# [Exercise requirements]
Count the lines in the records below that contain the word "doen", and give only that number.
____
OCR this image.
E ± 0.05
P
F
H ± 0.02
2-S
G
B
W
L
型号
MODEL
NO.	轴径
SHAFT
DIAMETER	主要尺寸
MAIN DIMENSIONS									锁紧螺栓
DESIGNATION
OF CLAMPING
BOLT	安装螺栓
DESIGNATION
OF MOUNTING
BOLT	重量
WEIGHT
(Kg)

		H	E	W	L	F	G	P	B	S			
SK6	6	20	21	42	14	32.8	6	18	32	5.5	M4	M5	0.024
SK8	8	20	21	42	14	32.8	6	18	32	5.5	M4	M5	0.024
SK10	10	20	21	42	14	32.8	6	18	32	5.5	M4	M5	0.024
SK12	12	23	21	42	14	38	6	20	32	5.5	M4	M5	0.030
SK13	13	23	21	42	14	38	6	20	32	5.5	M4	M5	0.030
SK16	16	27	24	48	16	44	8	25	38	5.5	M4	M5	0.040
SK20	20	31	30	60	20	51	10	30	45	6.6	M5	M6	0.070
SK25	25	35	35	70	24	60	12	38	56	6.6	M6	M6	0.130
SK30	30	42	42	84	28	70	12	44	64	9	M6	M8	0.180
____
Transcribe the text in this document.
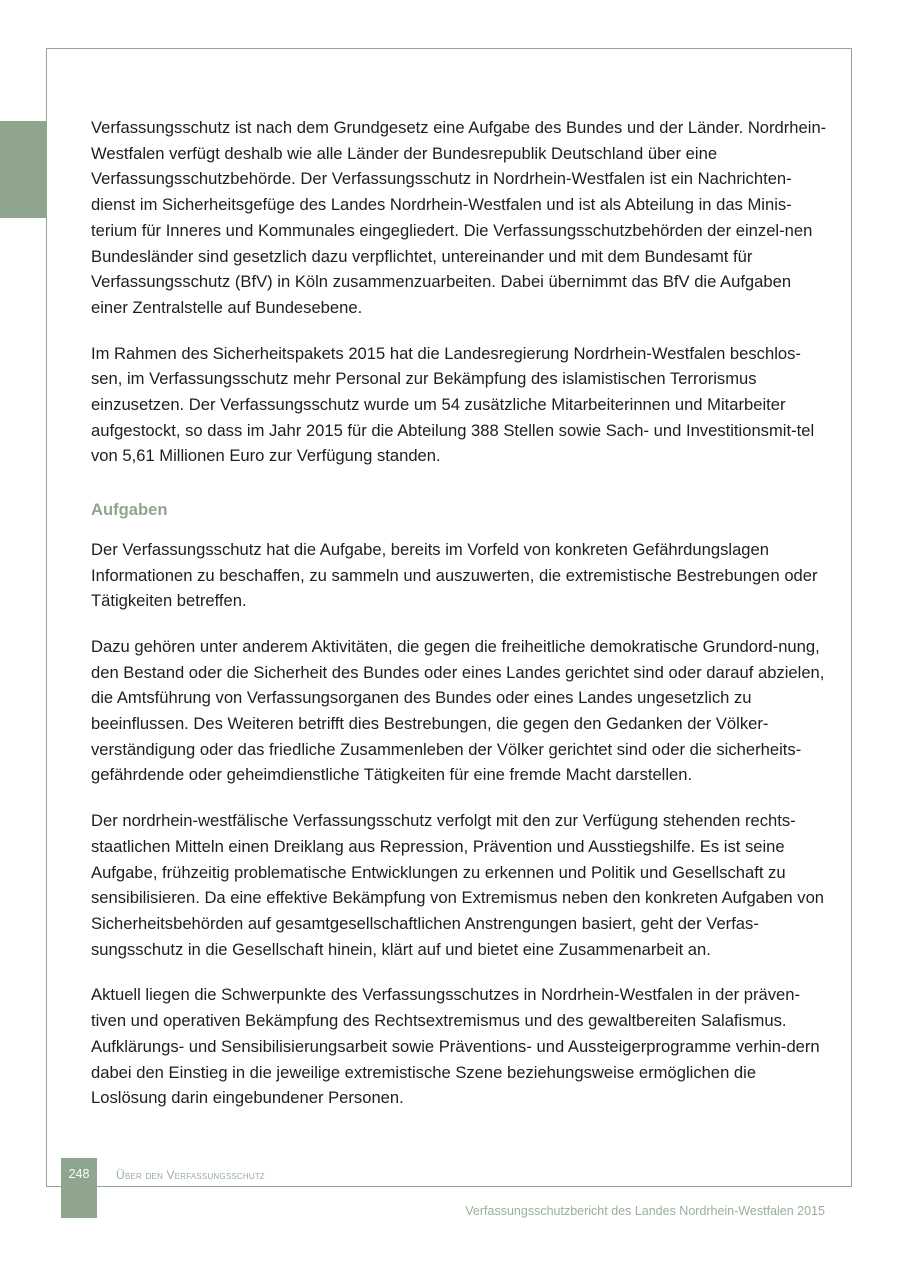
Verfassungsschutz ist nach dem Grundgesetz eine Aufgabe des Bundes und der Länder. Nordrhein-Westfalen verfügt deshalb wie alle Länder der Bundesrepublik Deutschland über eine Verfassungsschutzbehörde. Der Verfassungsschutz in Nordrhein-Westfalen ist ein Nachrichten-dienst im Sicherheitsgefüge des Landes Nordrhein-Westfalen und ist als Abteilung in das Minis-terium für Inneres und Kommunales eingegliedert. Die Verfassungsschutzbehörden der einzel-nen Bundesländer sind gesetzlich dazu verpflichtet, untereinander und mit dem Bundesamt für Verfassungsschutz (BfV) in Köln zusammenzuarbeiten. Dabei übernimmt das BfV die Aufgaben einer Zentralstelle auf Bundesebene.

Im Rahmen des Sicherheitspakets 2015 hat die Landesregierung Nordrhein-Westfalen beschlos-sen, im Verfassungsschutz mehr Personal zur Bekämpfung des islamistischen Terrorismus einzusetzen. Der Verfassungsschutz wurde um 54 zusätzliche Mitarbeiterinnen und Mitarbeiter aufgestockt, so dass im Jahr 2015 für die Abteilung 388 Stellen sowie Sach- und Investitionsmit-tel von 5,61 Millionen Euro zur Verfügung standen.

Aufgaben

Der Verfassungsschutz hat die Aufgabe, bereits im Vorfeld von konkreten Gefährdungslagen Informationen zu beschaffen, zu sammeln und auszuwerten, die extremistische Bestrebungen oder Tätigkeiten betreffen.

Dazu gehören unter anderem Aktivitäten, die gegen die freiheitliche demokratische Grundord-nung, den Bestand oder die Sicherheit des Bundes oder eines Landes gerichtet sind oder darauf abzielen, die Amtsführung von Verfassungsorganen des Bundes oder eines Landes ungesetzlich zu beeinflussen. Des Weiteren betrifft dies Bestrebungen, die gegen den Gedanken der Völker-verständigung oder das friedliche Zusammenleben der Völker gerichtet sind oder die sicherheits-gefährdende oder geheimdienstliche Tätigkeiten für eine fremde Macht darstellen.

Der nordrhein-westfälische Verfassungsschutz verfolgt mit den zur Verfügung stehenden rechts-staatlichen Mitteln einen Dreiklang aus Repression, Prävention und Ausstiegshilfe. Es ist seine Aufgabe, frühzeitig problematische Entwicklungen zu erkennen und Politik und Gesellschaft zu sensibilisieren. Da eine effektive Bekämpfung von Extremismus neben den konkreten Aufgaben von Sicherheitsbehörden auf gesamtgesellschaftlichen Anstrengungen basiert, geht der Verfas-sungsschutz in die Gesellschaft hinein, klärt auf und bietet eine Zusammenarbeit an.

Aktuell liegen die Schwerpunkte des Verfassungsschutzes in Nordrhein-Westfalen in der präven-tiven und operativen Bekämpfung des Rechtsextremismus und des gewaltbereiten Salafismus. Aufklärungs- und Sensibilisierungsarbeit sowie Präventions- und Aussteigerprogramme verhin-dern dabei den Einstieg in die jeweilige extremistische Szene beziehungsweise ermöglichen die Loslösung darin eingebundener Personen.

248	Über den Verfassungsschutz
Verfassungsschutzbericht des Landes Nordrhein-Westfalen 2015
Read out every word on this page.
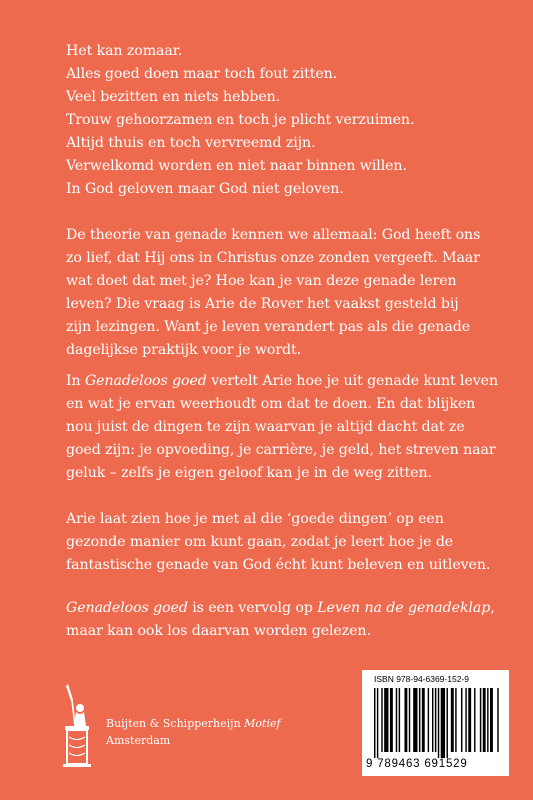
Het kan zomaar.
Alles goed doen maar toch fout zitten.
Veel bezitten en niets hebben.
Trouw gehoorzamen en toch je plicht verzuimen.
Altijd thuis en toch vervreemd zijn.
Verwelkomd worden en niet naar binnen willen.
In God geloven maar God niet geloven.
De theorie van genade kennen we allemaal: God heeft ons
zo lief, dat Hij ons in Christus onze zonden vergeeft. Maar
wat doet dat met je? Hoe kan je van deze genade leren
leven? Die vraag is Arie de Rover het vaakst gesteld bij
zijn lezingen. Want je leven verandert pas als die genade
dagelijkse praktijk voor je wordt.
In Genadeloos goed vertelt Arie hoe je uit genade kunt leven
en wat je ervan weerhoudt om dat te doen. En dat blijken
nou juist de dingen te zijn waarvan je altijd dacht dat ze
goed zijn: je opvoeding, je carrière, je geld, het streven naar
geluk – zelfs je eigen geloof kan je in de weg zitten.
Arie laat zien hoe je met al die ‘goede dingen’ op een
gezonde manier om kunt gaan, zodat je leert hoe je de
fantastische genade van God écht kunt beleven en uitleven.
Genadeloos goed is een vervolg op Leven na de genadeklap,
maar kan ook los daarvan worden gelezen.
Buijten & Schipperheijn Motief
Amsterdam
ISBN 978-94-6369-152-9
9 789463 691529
____
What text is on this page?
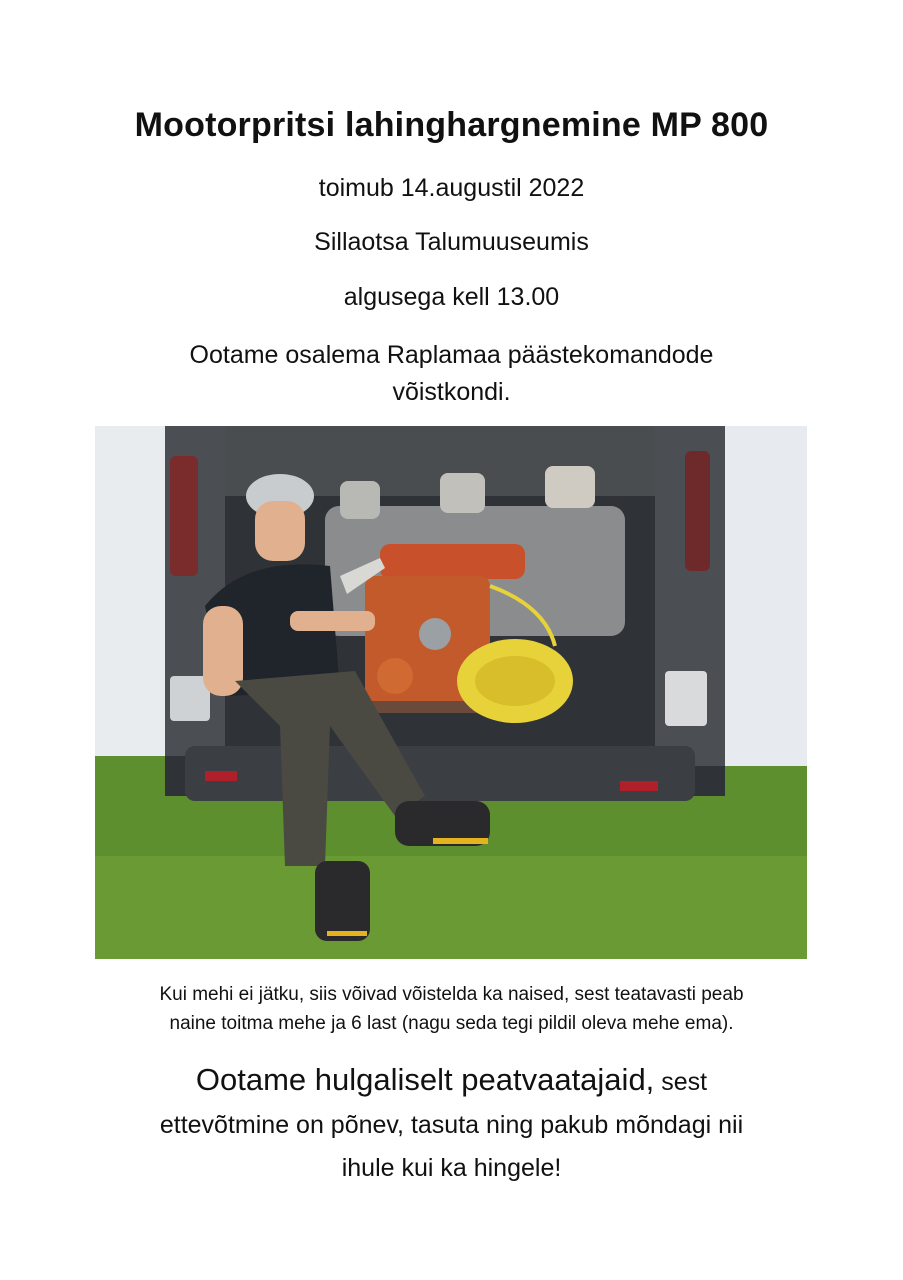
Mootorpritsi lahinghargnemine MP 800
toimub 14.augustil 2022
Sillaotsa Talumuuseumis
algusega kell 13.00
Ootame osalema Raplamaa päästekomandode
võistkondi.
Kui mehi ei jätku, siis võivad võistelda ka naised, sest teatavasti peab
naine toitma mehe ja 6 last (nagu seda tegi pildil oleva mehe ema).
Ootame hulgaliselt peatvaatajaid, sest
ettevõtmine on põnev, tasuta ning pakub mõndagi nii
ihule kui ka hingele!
____
# [Answer in full]
2